Omit all images. Transcribe the rest of the material below exactly.

Dataset excerpts
>>
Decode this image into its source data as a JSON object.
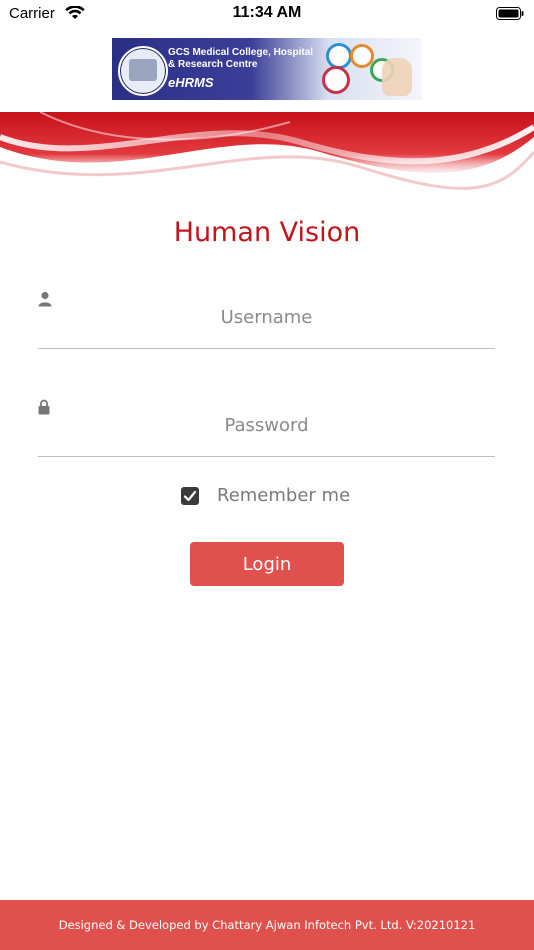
{
  "status_bar": {
    "carrier": "Carrier",
    "time": "11:34 AM"
  },
  "banner": {
    "title": "GCS Medical College, Hospital & Research Centre",
    "subtitle": "eHRMS"
  },
  "app": {
    "title": "Human Vision"
  },
  "login_form": {
    "username_placeholder": "Username",
    "password_placeholder": "Password",
    "remember_label": "Remember me",
    "remember_checked": true,
    "login_label": "Login"
  },
  "footer": {
    "text": "Designed & Developed by Chattary Ajwan Infotech Pvt. Ltd. V:20210121"
  },
  "colors": {
    "brand_red": "#e0504c",
    "title_red": "#c0151b"
  },
  "icons": {
    "username": "user-icon",
    "password": "lock-icon",
    "remember": "checkbox-checked-icon"
  }
}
<<
#### CORRECT RESPONSE:
Decode this image into its source data as a JSON object.
{
  "status_bar": {
    "carrier": "Carrier",
    "time": "11:34 AM"
  },
  "banner": {
    "title": "GCS Medical College, Hospital & Research Centre",
    "subtitle": "eHRMS"
  },
  "app": {
    "title": "Human Vision"
  },
  "login_form": {
    "username_placeholder": "Username",
    "password_placeholder": "Password",
    "remember_label": "Remember me",
    "remember_checked": true,
    "login_label": "Login"
  },
  "footer": {
    "text": "Designed & Developed by Chattary Ajwan Infotech Pvt. Ltd. V:20210121"
  },
  "colors": {
    "brand_red": "#e0504c",
    "title_red": "#c0151b"
  },
  "icons": {
    "username": "user-icon",
    "password": "lock-icon",
    "remember": "checkbox-checked-icon"
  }
}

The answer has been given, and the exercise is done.